- [Collected data]:

□ □ □ □ □ □ □

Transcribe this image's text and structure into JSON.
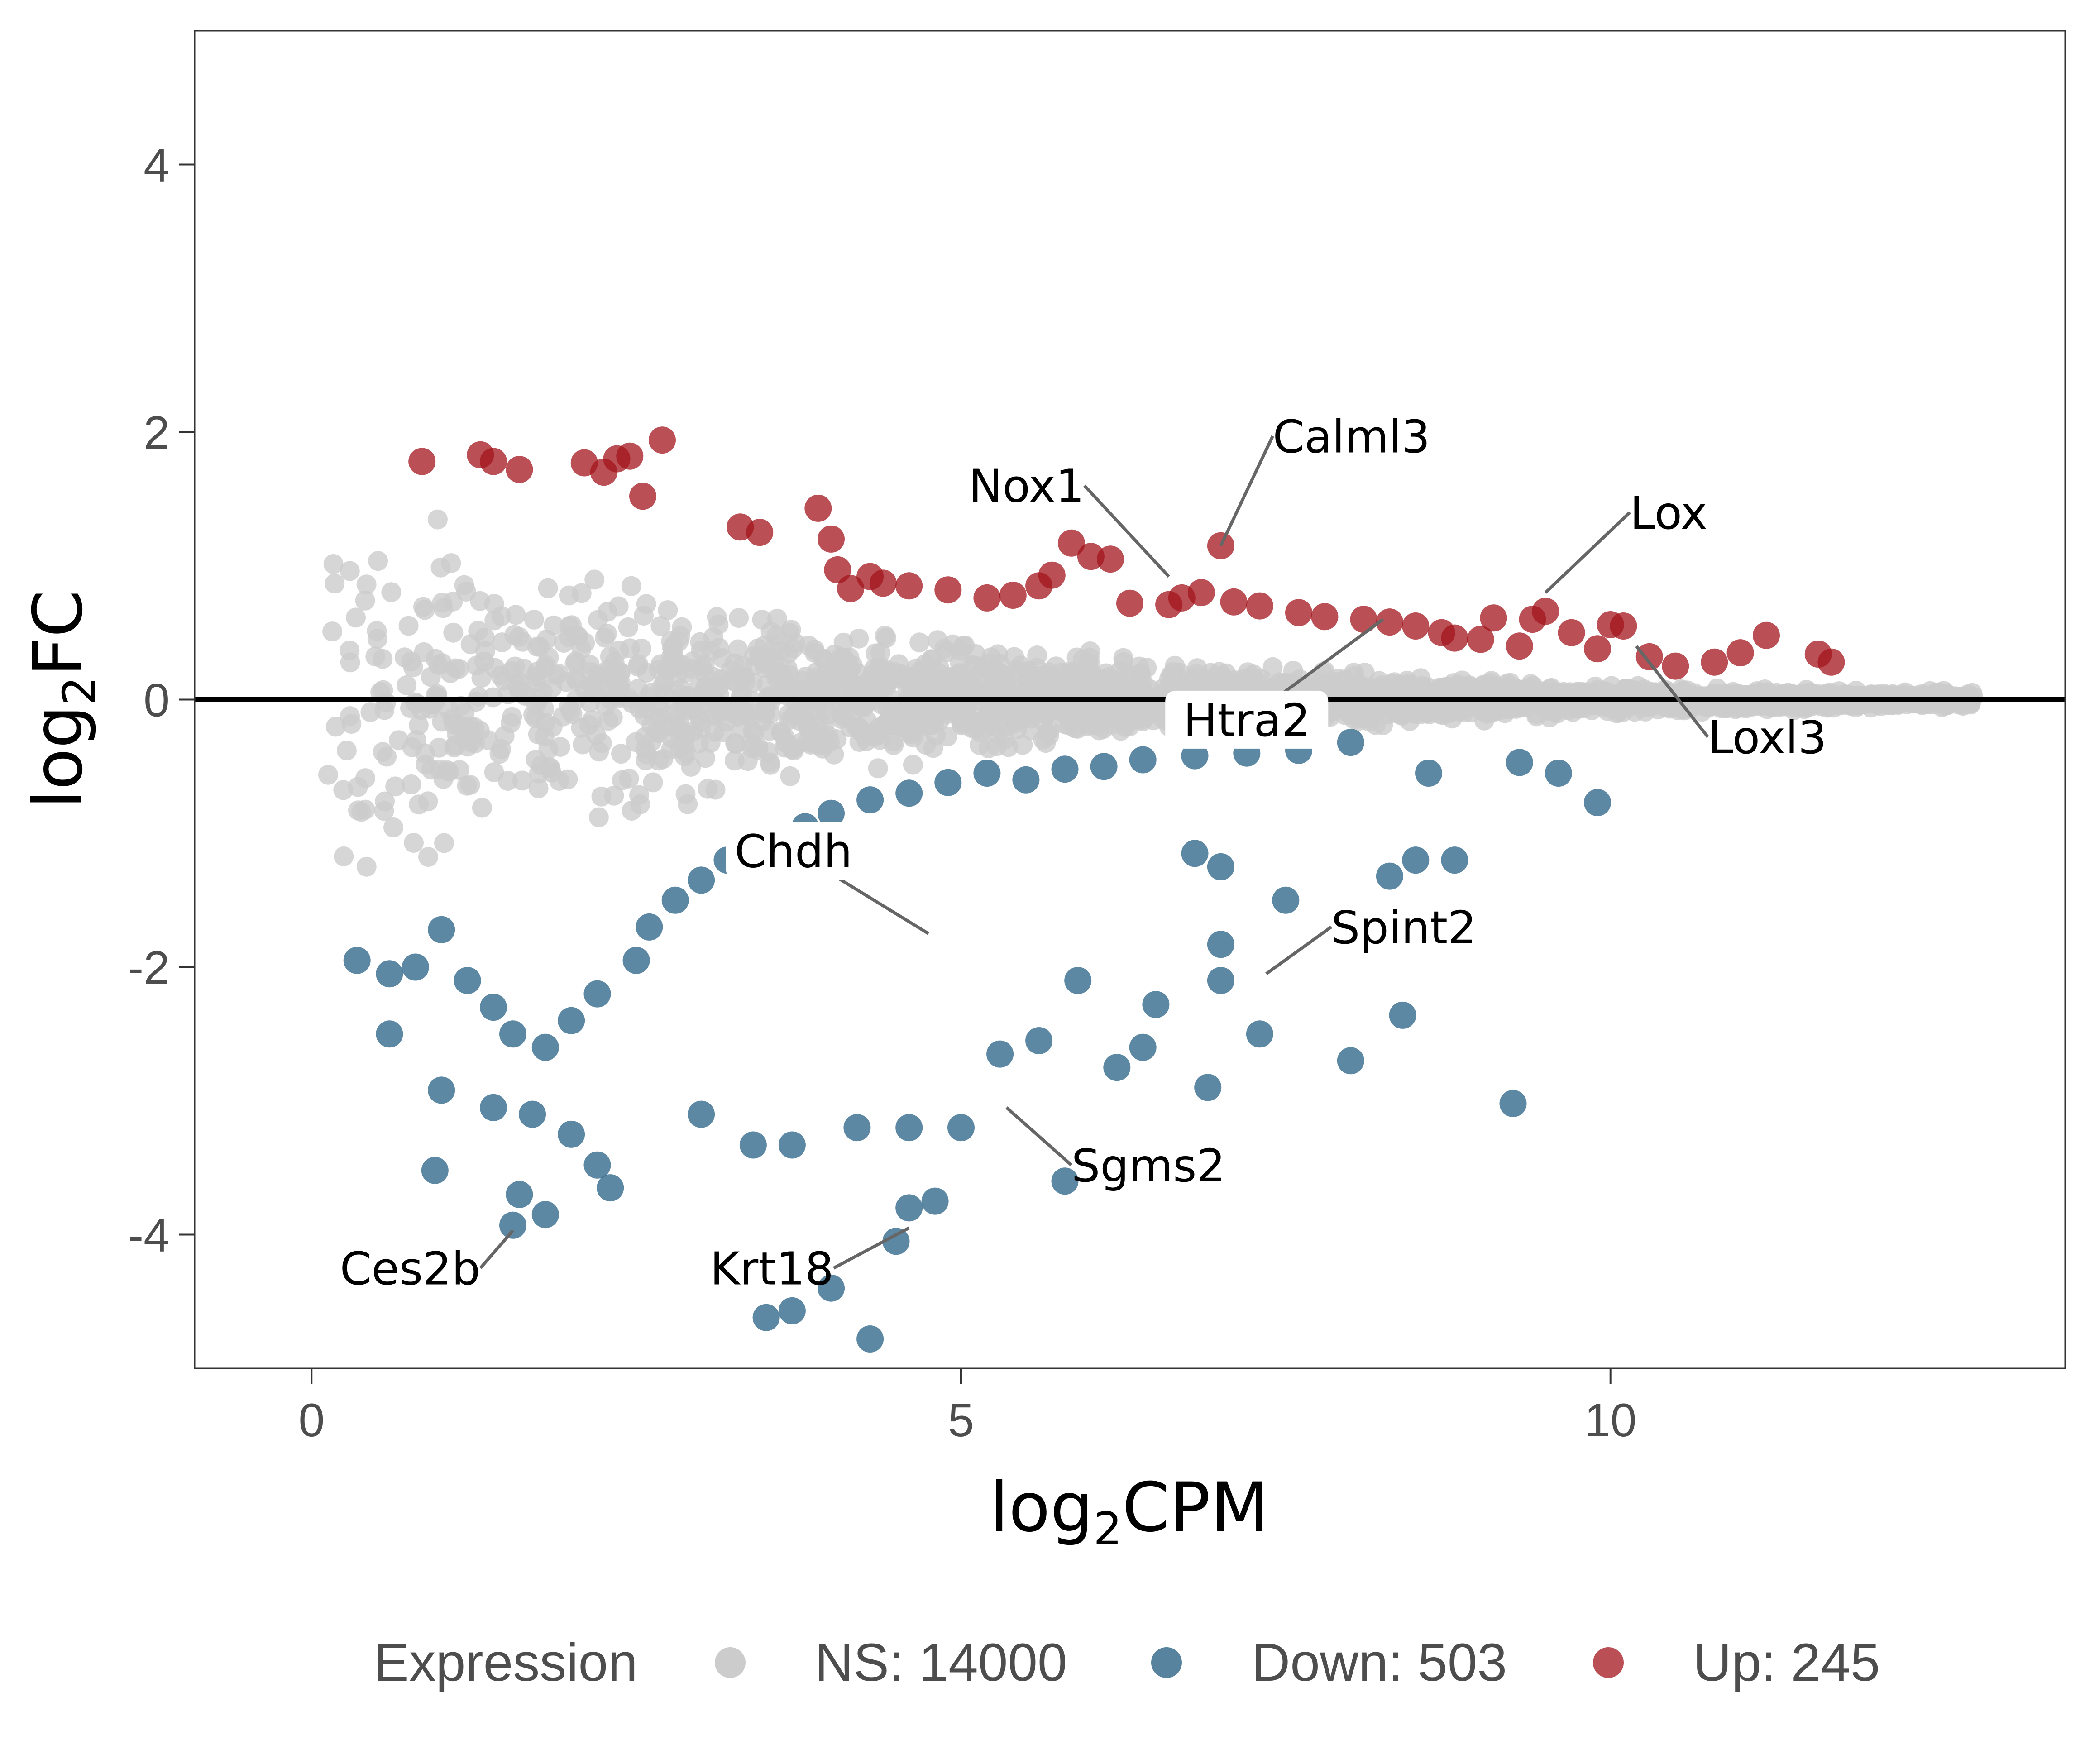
{
  "chart_data": {
    "type": "scatter",
    "title": "",
    "xlabel": "log2CPM",
    "ylabel": "log2FC",
    "xlim": [
      -0.9,
      13.5
    ],
    "ylim": [
      -5.0,
      5.0
    ],
    "x_ticks": [
      0,
      5,
      10
    ],
    "y_ticks": [
      -4,
      -2,
      0,
      2,
      4
    ],
    "x_tick_labels": [
      "0",
      "5",
      "10"
    ],
    "y_tick_labels": [
      "-4",
      "-2",
      "0",
      "2",
      "4"
    ],
    "grid": false,
    "reference_line_y": 0,
    "legend": {
      "title": "Expression",
      "position": "bottom",
      "entries": [
        {
          "label": "NS: 14000",
          "key": "ns"
        },
        {
          "label": "Down: 503",
          "key": "down"
        },
        {
          "label": "Up: 245",
          "key": "up"
        }
      ]
    },
    "colors": {
      "ns": "#cccccc",
      "down": "#1f5a7f",
      "up": "#a3161c"
    },
    "up_points": [
      [
        0.85,
        1.78
      ],
      [
        1.3,
        1.83
      ],
      [
        1.4,
        1.78
      ],
      [
        1.6,
        1.72
      ],
      [
        2.1,
        1.77
      ],
      [
        2.25,
        1.7
      ],
      [
        2.35,
        1.8
      ],
      [
        2.45,
        1.82
      ],
      [
        2.55,
        1.52
      ],
      [
        2.7,
        1.94
      ],
      [
        3.3,
        1.29
      ],
      [
        3.45,
        1.25
      ],
      [
        3.9,
        1.43
      ],
      [
        4.0,
        1.2
      ],
      [
        4.05,
        0.97
      ],
      [
        4.15,
        0.83
      ],
      [
        4.3,
        0.92
      ],
      [
        4.4,
        0.87
      ],
      [
        4.6,
        0.85
      ],
      [
        4.9,
        0.82
      ],
      [
        5.2,
        0.76
      ],
      [
        5.4,
        0.78
      ],
      [
        5.6,
        0.85
      ],
      [
        5.7,
        0.93
      ],
      [
        5.85,
        1.17
      ],
      [
        6.0,
        1.07
      ],
      [
        6.15,
        1.05
      ],
      [
        6.3,
        0.72
      ],
      [
        6.6,
        0.71
      ],
      [
        6.7,
        0.76
      ],
      [
        6.85,
        0.8
      ],
      [
        7.0,
        1.15
      ],
      [
        7.1,
        0.73
      ],
      [
        7.3,
        0.7
      ],
      [
        7.6,
        0.65
      ],
      [
        7.8,
        0.62
      ],
      [
        8.1,
        0.6
      ],
      [
        8.3,
        0.58
      ],
      [
        8.5,
        0.55
      ],
      [
        8.7,
        0.5
      ],
      [
        8.8,
        0.46
      ],
      [
        9.0,
        0.45
      ],
      [
        9.1,
        0.61
      ],
      [
        9.3,
        0.4
      ],
      [
        9.4,
        0.6
      ],
      [
        9.5,
        0.66
      ],
      [
        9.7,
        0.5
      ],
      [
        9.9,
        0.38
      ],
      [
        10.0,
        0.56
      ],
      [
        10.1,
        0.55
      ],
      [
        10.3,
        0.32
      ],
      [
        10.5,
        0.25
      ],
      [
        10.8,
        0.28
      ],
      [
        11.0,
        0.35
      ],
      [
        11.2,
        0.48
      ],
      [
        11.6,
        0.34
      ],
      [
        11.7,
        0.28
      ]
    ],
    "down_points": [
      [
        0.35,
        -1.95
      ],
      [
        0.6,
        -2.05
      ],
      [
        0.8,
        -2.0
      ],
      [
        1.0,
        -1.72
      ],
      [
        1.2,
        -2.1
      ],
      [
        1.4,
        -2.3
      ],
      [
        1.55,
        -2.5
      ],
      [
        1.8,
        -2.6
      ],
      [
        2.0,
        -2.4
      ],
      [
        2.2,
        -2.2
      ],
      [
        2.5,
        -1.95
      ],
      [
        2.6,
        -1.7
      ],
      [
        2.8,
        -1.5
      ],
      [
        3.0,
        -1.35
      ],
      [
        3.2,
        -1.2
      ],
      [
        3.4,
        -1.1
      ],
      [
        3.6,
        -1.05
      ],
      [
        3.8,
        -0.95
      ],
      [
        4.0,
        -0.85
      ],
      [
        4.3,
        -0.75
      ],
      [
        4.6,
        -0.7
      ],
      [
        4.9,
        -0.62
      ],
      [
        5.2,
        -0.55
      ],
      [
        5.5,
        -0.6
      ],
      [
        5.8,
        -0.52
      ],
      [
        6.1,
        -0.5
      ],
      [
        6.4,
        -0.45
      ],
      [
        6.8,
        -0.42
      ],
      [
        7.2,
        -0.4
      ],
      [
        7.6,
        -0.38
      ],
      [
        8.0,
        -0.32
      ],
      [
        8.6,
        -0.55
      ],
      [
        9.3,
        -0.47
      ],
      [
        9.6,
        -0.55
      ],
      [
        9.9,
        -0.77
      ],
      [
        0.6,
        -2.5
      ],
      [
        1.0,
        -2.92
      ],
      [
        1.4,
        -3.05
      ],
      [
        1.7,
        -3.1
      ],
      [
        2.0,
        -3.25
      ],
      [
        2.2,
        -3.48
      ],
      [
        2.3,
        -3.65
      ],
      [
        3.0,
        -3.1
      ],
      [
        3.4,
        -3.33
      ],
      [
        3.7,
        -3.33
      ],
      [
        4.2,
        -3.2
      ],
      [
        0.95,
        -3.52
      ],
      [
        1.6,
        -3.7
      ],
      [
        1.8,
        -3.85
      ],
      [
        1.55,
        -3.93
      ],
      [
        4.6,
        -3.2
      ],
      [
        5.0,
        -3.2
      ],
      [
        5.6,
        -2.55
      ],
      [
        5.3,
        -2.65
      ],
      [
        5.9,
        -2.1
      ],
      [
        6.2,
        -2.75
      ],
      [
        6.4,
        -2.6
      ],
      [
        6.5,
        -2.28
      ],
      [
        6.9,
        -2.9
      ],
      [
        7.0,
        -2.1
      ],
      [
        7.3,
        -2.5
      ],
      [
        8.0,
        -2.7
      ],
      [
        8.4,
        -2.36
      ],
      [
        9.25,
        -3.02
      ],
      [
        4.6,
        -3.8
      ],
      [
        4.8,
        -3.75
      ],
      [
        4.5,
        -4.05
      ],
      [
        4.0,
        -4.4
      ],
      [
        3.5,
        -4.62
      ],
      [
        3.7,
        -4.57
      ],
      [
        4.3,
        -4.78
      ],
      [
        5.8,
        -3.6
      ],
      [
        7.0,
        -1.83
      ],
      [
        7.5,
        -1.5
      ],
      [
        8.3,
        -1.32
      ],
      [
        8.5,
        -1.2
      ],
      [
        8.8,
        -1.2
      ],
      [
        7.0,
        -1.25
      ],
      [
        6.8,
        -1.15
      ]
    ],
    "ns_scatter": {
      "x_range": [
        0.1,
        12.8
      ],
      "max_y_spread": 2.08,
      "count": 14000
    },
    "annotations": [
      {
        "gene": "Calml3",
        "x": 7.0,
        "y": 1.15,
        "label_x": 7.4,
        "label_y": 1.97,
        "boxed": false,
        "anchor": "start"
      },
      {
        "gene": "Nox1",
        "x": 6.6,
        "y": 0.92,
        "label_x": 5.95,
        "label_y": 1.6,
        "boxed": false,
        "anchor": "end"
      },
      {
        "gene": "Lox",
        "x": 9.5,
        "y": 0.8,
        "label_x": 10.15,
        "label_y": 1.4,
        "boxed": false,
        "anchor": "start"
      },
      {
        "gene": "Htra2",
        "x": 8.25,
        "y": 0.6,
        "label_x": 7.2,
        "label_y": -0.15,
        "boxed": true,
        "anchor": "middle"
      },
      {
        "gene": "Loxl3",
        "x": 10.2,
        "y": 0.4,
        "label_x": 10.75,
        "label_y": -0.28,
        "boxed": false,
        "anchor": "start"
      },
      {
        "gene": "Chdh",
        "x": 4.75,
        "y": -1.75,
        "label_x": 3.71,
        "label_y": -1.13,
        "boxed": true,
        "anchor": "middle"
      },
      {
        "gene": "Spint2",
        "x": 7.35,
        "y": -2.05,
        "label_x": 7.85,
        "label_y": -1.7,
        "boxed": false,
        "anchor": "start"
      },
      {
        "gene": "Sgms2",
        "x": 5.35,
        "y": -3.05,
        "label_x": 5.85,
        "label_y": -3.48,
        "boxed": false,
        "anchor": "start"
      },
      {
        "gene": "Ces2b",
        "x": 1.55,
        "y": -3.97,
        "label_x": 1.3,
        "label_y": -4.25,
        "boxed": false,
        "anchor": "end"
      },
      {
        "gene": "Krt18",
        "x": 4.6,
        "y": -3.95,
        "label_x": 4.02,
        "label_y": -4.25,
        "boxed": false,
        "anchor": "end"
      }
    ]
  }
}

□ □ □ □ □ □ □

State the number of lines above that hold the string "gene", with nothing added.

- [Task answer]: 10